• _Direction_: Provide the records once more, identical to the original.

# Data for this task start

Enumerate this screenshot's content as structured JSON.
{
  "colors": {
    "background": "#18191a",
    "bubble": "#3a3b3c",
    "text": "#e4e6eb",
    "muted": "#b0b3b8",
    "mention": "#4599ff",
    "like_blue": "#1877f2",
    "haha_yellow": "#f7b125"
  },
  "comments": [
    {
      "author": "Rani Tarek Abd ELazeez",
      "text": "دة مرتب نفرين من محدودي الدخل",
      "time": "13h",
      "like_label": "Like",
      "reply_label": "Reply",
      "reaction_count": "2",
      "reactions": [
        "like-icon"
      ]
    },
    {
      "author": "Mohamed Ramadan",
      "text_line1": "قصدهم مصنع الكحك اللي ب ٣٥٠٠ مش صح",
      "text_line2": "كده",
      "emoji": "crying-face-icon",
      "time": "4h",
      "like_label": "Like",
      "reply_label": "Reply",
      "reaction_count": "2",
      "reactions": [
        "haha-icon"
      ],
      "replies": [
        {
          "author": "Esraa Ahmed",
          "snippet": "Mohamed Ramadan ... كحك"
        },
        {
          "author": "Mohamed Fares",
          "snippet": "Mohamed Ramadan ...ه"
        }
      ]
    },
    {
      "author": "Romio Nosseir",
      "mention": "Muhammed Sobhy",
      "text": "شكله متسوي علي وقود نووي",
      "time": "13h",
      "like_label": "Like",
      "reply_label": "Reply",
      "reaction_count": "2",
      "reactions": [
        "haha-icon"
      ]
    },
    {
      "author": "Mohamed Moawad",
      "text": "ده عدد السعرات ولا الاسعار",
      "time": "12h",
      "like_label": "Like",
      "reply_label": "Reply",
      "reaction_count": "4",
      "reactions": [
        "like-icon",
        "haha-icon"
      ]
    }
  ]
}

# Data for this task end

• _Finished exercise_:
Enumerate this screenshot's content as structured JSON.
{
  "colors": {
    "background": "#18191a",
    "bubble": "#3a3b3c",
    "text": "#e4e6eb",
    "muted": "#b0b3b8",
    "mention": "#4599ff",
    "like_blue": "#1877f2",
    "haha_yellow": "#f7b125"
  },
  "comments": [
    {
      "author": "Rani Tarek Abd ELazeez",
      "text": "دة مرتب نفرين من محدودي الدخل",
      "time": "13h",
      "like_label": "Like",
      "reply_label": "Reply",
      "reaction_count": "2",
      "reactions": [
        "like-icon"
      ]
    },
    {
      "author": "Mohamed Ramadan",
      "text_line1": "قصدهم مصنع الكحك اللي ب ٣٥٠٠ مش صح",
      "text_line2": "كده",
      "emoji": "crying-face-icon",
      "time": "4h",
      "like_label": "Like",
      "reply_label": "Reply",
      "reaction_count": "2",
      "reactions": [
        "haha-icon"
      ],
      "replies": [
        {
          "author": "Esraa Ahmed",
          "snippet": "Mohamed Ramadan ... كحك"
        },
        {
          "author": "Mohamed Fares",
          "snippet": "Mohamed Ramadan ...ه"
        }
      ]
    },
    {
      "author": "Romio Nosseir",
      "mention": "Muhammed Sobhy",
      "text": "شكله متسوي علي وقود نووي",
      "time": "13h",
      "like_label": "Like",
      "reply_label": "Reply",
      "reaction_count": "2",
      "reactions": [
        "haha-icon"
      ]
    },
    {
      "author": "Mohamed Moawad",
      "text": "ده عدد السعرات ولا الاسعار",
      "time": "12h",
      "like_label": "Like",
      "reply_label": "Reply",
      "reaction_count": "4",
      "reactions": [
        "like-icon",
        "haha-icon"
      ]
    }
  ]
}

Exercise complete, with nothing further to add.